## Short exercise
From the entries below, copy every line that holds the word "JSON".
═════ Material provided
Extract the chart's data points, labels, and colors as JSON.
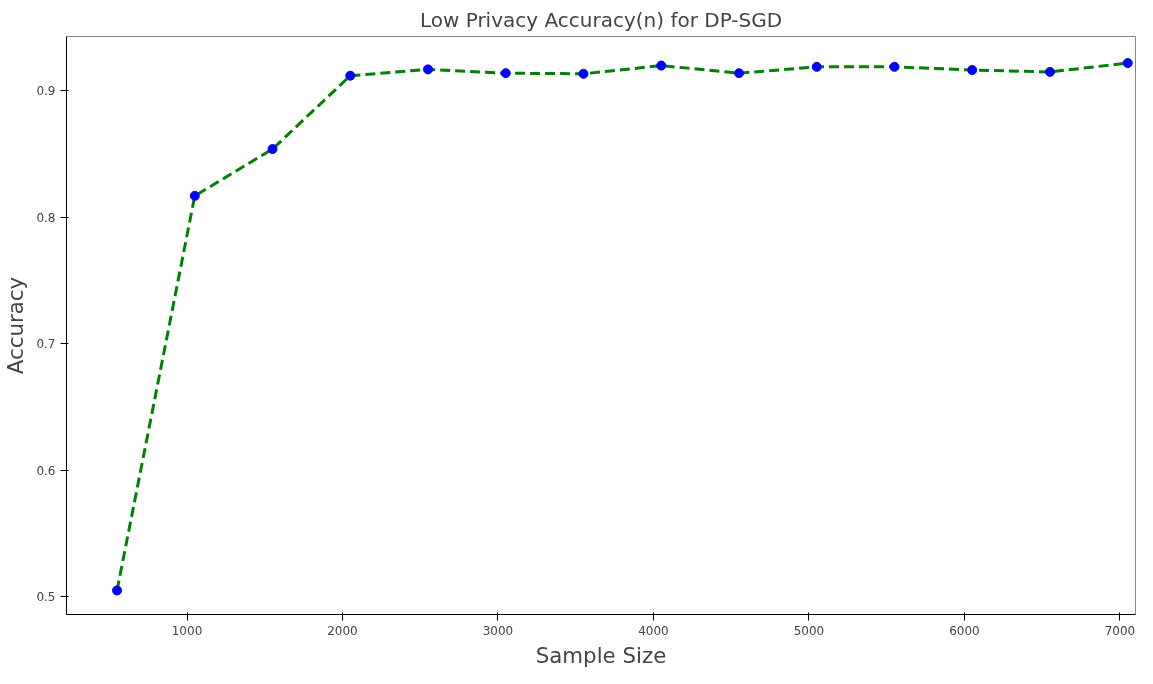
{
  "chart_data": {
    "type": "line",
    "title": "Low Privacy Accuracy(n) for DP-SGD",
    "xlabel": "Sample Size",
    "ylabel": "Accuracy",
    "x": [
      550,
      1050,
      1550,
      2050,
      2550,
      3050,
      3550,
      4050,
      4550,
      5050,
      5550,
      6050,
      6550,
      7050
    ],
    "series": [
      {
        "color": "#008000",
        "values": [
          0.505,
          0.817,
          0.854,
          0.912,
          0.917,
          0.914,
          0.9135,
          0.92,
          0.914,
          0.919,
          0.919,
          0.9165,
          0.915,
          0.922
        ]
      },
      {
        "type": "scatter",
        "marker": "circle",
        "color": "#0000ff",
        "values": [
          0.505,
          0.817,
          0.854,
          0.912,
          0.917,
          0.914,
          0.9135,
          0.92,
          0.914,
          0.919,
          0.919,
          0.9165,
          0.915,
          0.922
        ]
      }
    ],
    "xlim": [
      225,
      7100
    ],
    "ylim": [
      0.486,
      0.943
    ],
    "xticks": [
      1000,
      2000,
      3000,
      4000,
      5000,
      6000,
      7000
    ],
    "yticks": [
      0.5,
      0.6,
      0.7,
      0.8,
      0.9
    ],
    "line_style": "dashed",
    "grid": false
  }
}
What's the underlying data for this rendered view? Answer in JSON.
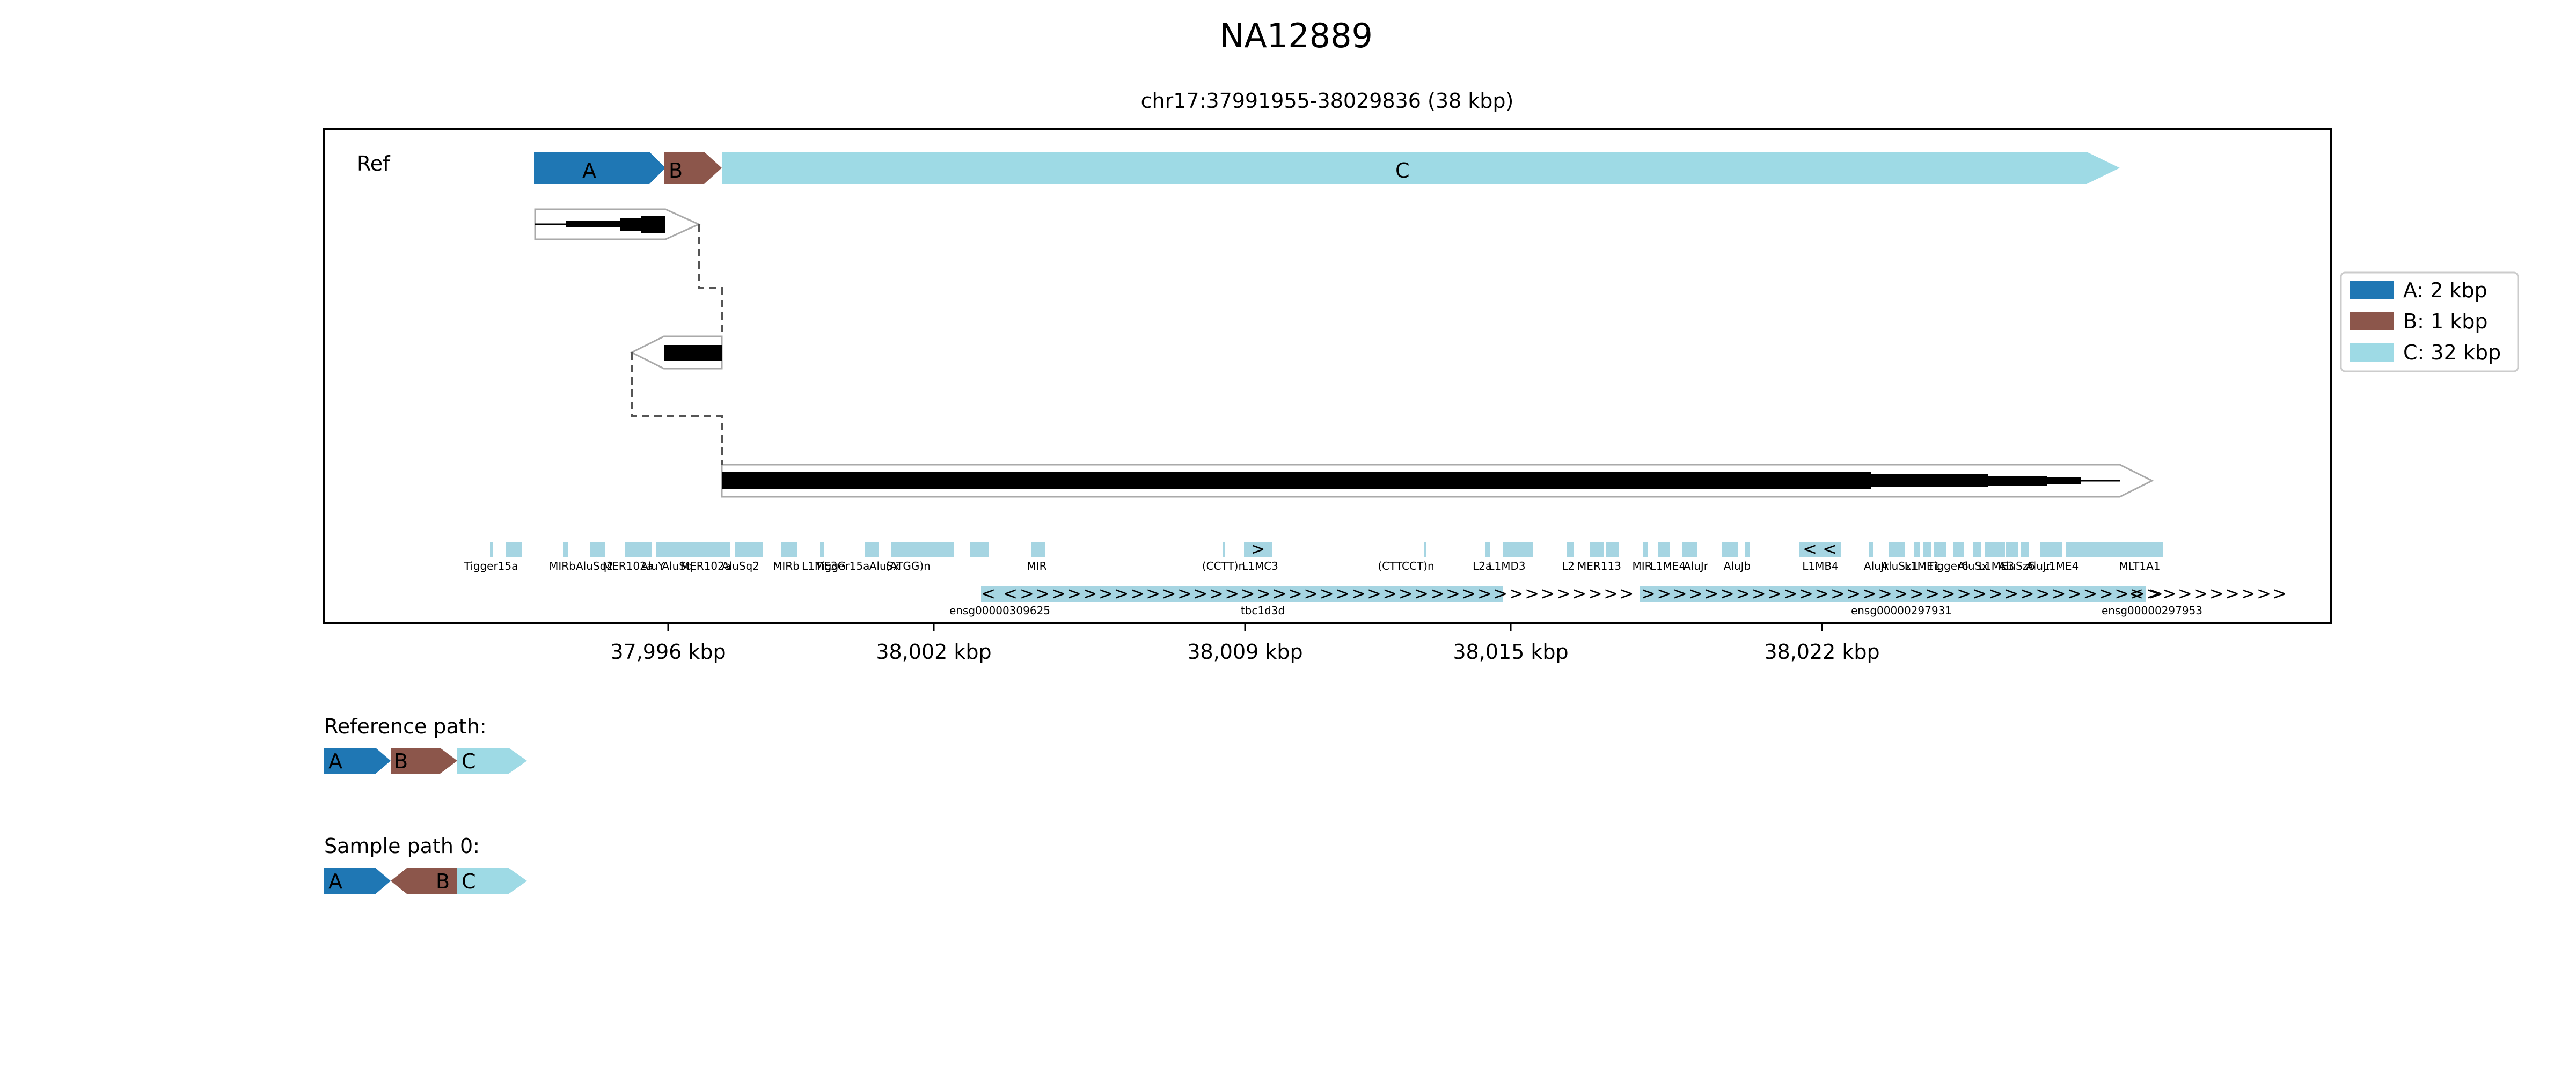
{
  "title": "NA12889",
  "subtitle": "chr17:37991955-38029836 (38 kbp)",
  "colors": {
    "A": "#1f77b4",
    "B": "#8c564b",
    "C": "#9edae5",
    "axis": "#000000",
    "outline": "#999999",
    "repeat": "#a6d5e2"
  },
  "track_label": "Ref",
  "segments": [
    {
      "name": "A",
      "label": "A"
    },
    {
      "name": "B",
      "label": "B"
    },
    {
      "name": "C",
      "label": "C"
    }
  ],
  "legend": [
    {
      "segment": "A",
      "label": "A: 2 kbp"
    },
    {
      "segment": "B",
      "label": "B: 1 kbp"
    },
    {
      "segment": "C",
      "label": "C: 32 kbp"
    }
  ],
  "axis_ticks": [
    "37,996 kbp",
    "38,002 kbp",
    "38,009 kbp",
    "38,015 kbp",
    "38,022 kbp"
  ],
  "repeat_labels": [
    "Tigger15a",
    "MIRb",
    "AluSq2",
    "MER102a",
    "AluY",
    "AluSq",
    "MER102a",
    "AluSq2",
    "MIRb",
    "L1ME3G",
    "Tigger15a",
    "AluSx",
    "(ATGG)n",
    "MIR",
    "(CCTT)n",
    "L1MC3",
    "(CTTCCT)n",
    "L2a",
    "L1MD3",
    "L2",
    "MER113",
    "MIR",
    "L1ME4",
    "AluJr",
    "AluJb",
    "L1MB4",
    "AluJr",
    "AluSx1",
    "L1ME1",
    "Tigger6",
    "AluSx",
    "L1ME3",
    "AluSz6",
    "AluJr",
    "L1ME4",
    "MLT1A1"
  ],
  "gene_labels": [
    "ensg00000309625",
    "tbc1d3d",
    "ensg00000297931",
    "ensg00000297953"
  ],
  "paths": [
    {
      "title": "Reference path:",
      "steps": [
        {
          "segment": "A",
          "label": "A",
          "strand": "+"
        },
        {
          "segment": "B",
          "label": "B",
          "strand": "+"
        },
        {
          "segment": "C",
          "label": "C",
          "strand": "+"
        }
      ]
    },
    {
      "title": "Sample path 0:",
      "steps": [
        {
          "segment": "A",
          "label": "A",
          "strand": "+"
        },
        {
          "segment": "B",
          "label": "B",
          "strand": "-"
        },
        {
          "segment": "C",
          "label": "C",
          "strand": "+"
        }
      ]
    }
  ]
}
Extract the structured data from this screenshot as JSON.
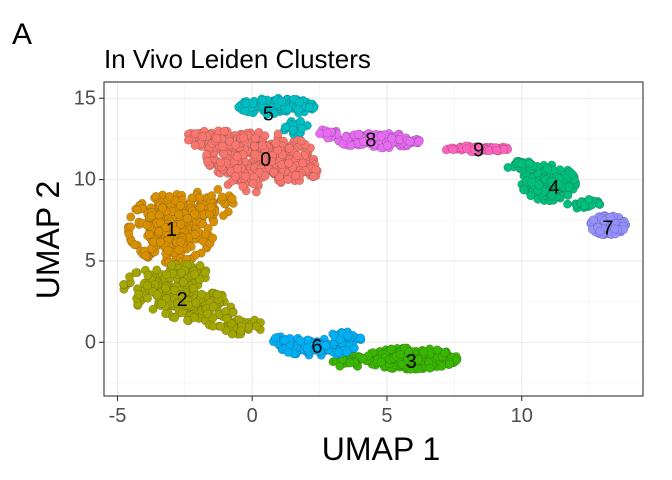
{
  "panel_letter": "A",
  "chart_data": {
    "type": "scatter",
    "title": "In Vivo Leiden Clusters",
    "xlabel": "UMAP 1",
    "ylabel": "UMAP 2",
    "xlim": [
      -5.5,
      14.5
    ],
    "ylim": [
      -3.3,
      16
    ],
    "x_ticks": [
      -5,
      0,
      5,
      10
    ],
    "x_tick_labels": [
      "-5",
      "0",
      "5",
      "10"
    ],
    "y_ticks": [
      0,
      5,
      10,
      15
    ],
    "y_tick_labels": [
      "0",
      "5",
      "10",
      "15"
    ],
    "grid": true,
    "legend": "none",
    "clusters": [
      {
        "label": "0",
        "color": "#F8766D",
        "label_pos": [
          0.5,
          11.2
        ],
        "blobs": [
          [
            0.3,
            11.4,
            2.0,
            1.5,
            260
          ],
          [
            -1.4,
            12.5,
            1.2,
            0.5,
            60
          ],
          [
            1.8,
            10.5,
            1.0,
            1.0,
            50
          ],
          [
            -0.3,
            9.9,
            1.0,
            0.8,
            30
          ]
        ]
      },
      {
        "label": "1",
        "color": "#D89000",
        "label_pos": [
          -3.0,
          6.9
        ],
        "blobs": [
          [
            -3.0,
            7.0,
            1.6,
            2.1,
            280
          ],
          [
            -1.5,
            8.5,
            0.8,
            1.0,
            40
          ]
        ]
      },
      {
        "label": "2",
        "color": "#A3A500",
        "label_pos": [
          -2.6,
          2.6
        ],
        "blobs": [
          [
            -3.4,
            3.3,
            1.4,
            1.3,
            130
          ],
          [
            -2.0,
            2.2,
            1.4,
            0.9,
            110
          ],
          [
            -0.6,
            1.0,
            1.0,
            0.5,
            50
          ],
          [
            -2.4,
            4.3,
            0.8,
            0.6,
            30
          ]
        ]
      },
      {
        "label": "3",
        "color": "#39B600",
        "label_pos": [
          5.9,
          -1.2
        ],
        "blobs": [
          [
            5.9,
            -1.0,
            1.7,
            0.65,
            240
          ],
          [
            3.6,
            -1.2,
            0.6,
            0.4,
            30
          ]
        ]
      },
      {
        "label": "4",
        "color": "#00BF7D",
        "label_pos": [
          11.2,
          9.5
        ],
        "blobs": [
          [
            11.0,
            9.8,
            1.0,
            1.1,
            150
          ],
          [
            10.0,
            10.9,
            0.6,
            0.3,
            30
          ],
          [
            12.3,
            8.5,
            0.6,
            0.3,
            30
          ]
        ]
      },
      {
        "label": "5",
        "color": "#00BFC4",
        "label_pos": [
          0.6,
          14.0
        ],
        "blobs": [
          [
            0.9,
            14.5,
            1.4,
            0.5,
            130
          ],
          [
            1.6,
            13.3,
            0.5,
            0.5,
            20
          ]
        ]
      },
      {
        "label": "6",
        "color": "#00B0F6",
        "label_pos": [
          2.4,
          -0.3
        ],
        "blobs": [
          [
            2.4,
            -0.3,
            1.4,
            0.5,
            130
          ],
          [
            3.5,
            0.3,
            0.6,
            0.4,
            40
          ],
          [
            1.2,
            0.2,
            0.6,
            0.3,
            20
          ]
        ]
      },
      {
        "label": "7",
        "color": "#9590FF",
        "label_pos": [
          13.2,
          7.0
        ],
        "blobs": [
          [
            13.2,
            7.2,
            0.65,
            0.6,
            140
          ]
        ]
      },
      {
        "label": "8",
        "color": "#E76BF3",
        "label_pos": [
          4.4,
          12.4
        ],
        "blobs": [
          [
            4.7,
            12.4,
            1.5,
            0.45,
            150
          ],
          [
            2.9,
            12.8,
            0.4,
            0.4,
            20
          ]
        ]
      },
      {
        "label": "9",
        "color": "#FF62BC",
        "label_pos": [
          8.4,
          11.8
        ],
        "blobs": [
          [
            8.3,
            11.9,
            1.2,
            0.18,
            80
          ]
        ]
      }
    ]
  }
}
══════════
## Result below
Extract the chart's data points, labels, and colors as JSON.
What's the underlying data for this rendered view? Answer in JSON.
Extract the structured data from this screenshot as JSON.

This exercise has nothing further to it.